Data entries:
====
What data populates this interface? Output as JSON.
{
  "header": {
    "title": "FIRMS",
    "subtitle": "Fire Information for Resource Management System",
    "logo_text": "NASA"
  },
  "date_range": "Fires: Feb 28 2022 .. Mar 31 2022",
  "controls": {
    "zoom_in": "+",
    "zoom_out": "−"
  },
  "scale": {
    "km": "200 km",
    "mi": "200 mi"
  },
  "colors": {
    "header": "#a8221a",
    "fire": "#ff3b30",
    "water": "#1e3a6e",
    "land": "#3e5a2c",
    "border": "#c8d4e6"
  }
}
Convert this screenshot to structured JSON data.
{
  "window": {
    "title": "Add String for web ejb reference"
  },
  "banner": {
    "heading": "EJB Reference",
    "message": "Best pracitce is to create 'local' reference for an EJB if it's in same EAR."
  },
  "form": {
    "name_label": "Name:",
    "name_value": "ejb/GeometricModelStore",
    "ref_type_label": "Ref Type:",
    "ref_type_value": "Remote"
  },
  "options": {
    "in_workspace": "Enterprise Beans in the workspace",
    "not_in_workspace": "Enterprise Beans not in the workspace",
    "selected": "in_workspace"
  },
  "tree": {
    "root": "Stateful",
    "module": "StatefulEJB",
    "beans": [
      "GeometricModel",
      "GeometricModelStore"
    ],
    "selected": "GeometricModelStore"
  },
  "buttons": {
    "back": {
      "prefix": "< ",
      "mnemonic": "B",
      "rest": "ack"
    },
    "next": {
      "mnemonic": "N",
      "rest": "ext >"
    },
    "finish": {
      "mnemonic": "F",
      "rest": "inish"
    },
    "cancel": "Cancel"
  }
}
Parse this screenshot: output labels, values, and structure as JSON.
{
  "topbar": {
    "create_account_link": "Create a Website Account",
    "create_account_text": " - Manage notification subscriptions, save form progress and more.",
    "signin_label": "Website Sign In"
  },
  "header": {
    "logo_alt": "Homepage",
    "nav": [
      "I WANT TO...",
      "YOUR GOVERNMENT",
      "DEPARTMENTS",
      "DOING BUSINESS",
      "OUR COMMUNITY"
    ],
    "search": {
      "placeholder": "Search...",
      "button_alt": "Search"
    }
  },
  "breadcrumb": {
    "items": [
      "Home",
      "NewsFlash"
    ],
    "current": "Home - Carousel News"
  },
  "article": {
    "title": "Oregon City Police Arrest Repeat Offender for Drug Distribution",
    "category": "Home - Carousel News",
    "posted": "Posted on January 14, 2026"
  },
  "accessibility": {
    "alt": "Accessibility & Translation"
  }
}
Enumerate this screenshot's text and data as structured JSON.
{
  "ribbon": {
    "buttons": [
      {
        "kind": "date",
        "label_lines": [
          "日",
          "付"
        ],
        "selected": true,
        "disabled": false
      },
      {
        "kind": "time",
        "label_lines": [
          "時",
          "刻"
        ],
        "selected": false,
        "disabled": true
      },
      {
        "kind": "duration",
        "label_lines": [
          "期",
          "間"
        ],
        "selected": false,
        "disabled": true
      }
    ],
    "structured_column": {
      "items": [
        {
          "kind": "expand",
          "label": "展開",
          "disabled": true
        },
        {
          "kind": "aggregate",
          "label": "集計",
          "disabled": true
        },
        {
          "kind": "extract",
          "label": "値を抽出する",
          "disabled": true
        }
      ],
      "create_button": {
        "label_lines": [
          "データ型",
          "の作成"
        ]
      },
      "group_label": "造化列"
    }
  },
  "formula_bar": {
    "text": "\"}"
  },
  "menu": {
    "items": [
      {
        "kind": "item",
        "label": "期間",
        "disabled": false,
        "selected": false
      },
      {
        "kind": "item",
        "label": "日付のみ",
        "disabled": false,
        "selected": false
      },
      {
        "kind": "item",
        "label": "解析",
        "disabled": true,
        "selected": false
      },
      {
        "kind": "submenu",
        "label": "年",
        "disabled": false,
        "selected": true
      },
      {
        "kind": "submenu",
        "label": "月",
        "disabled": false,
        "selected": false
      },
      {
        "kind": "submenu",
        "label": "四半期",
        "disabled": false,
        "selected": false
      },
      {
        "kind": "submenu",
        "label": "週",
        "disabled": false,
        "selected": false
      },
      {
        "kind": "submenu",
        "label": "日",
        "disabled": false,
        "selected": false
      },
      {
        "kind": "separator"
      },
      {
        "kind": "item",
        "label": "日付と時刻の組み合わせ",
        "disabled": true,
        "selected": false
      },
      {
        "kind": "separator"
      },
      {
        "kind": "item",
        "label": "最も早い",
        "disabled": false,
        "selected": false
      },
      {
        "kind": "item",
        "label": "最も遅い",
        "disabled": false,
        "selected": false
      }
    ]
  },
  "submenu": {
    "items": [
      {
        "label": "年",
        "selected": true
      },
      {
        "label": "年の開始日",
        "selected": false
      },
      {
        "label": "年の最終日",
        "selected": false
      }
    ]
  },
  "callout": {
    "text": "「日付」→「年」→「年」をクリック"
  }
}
====
• Written instruction: Collect the complete line wherever the string "JSON" appears in the records.

• Exercise result:
What data populates this interface? Output as JSON.
Convert this screenshot to structured JSON data.
Parse this screenshot: output labels, values, and structure as JSON.
Enumerate this screenshot's text and data as structured JSON.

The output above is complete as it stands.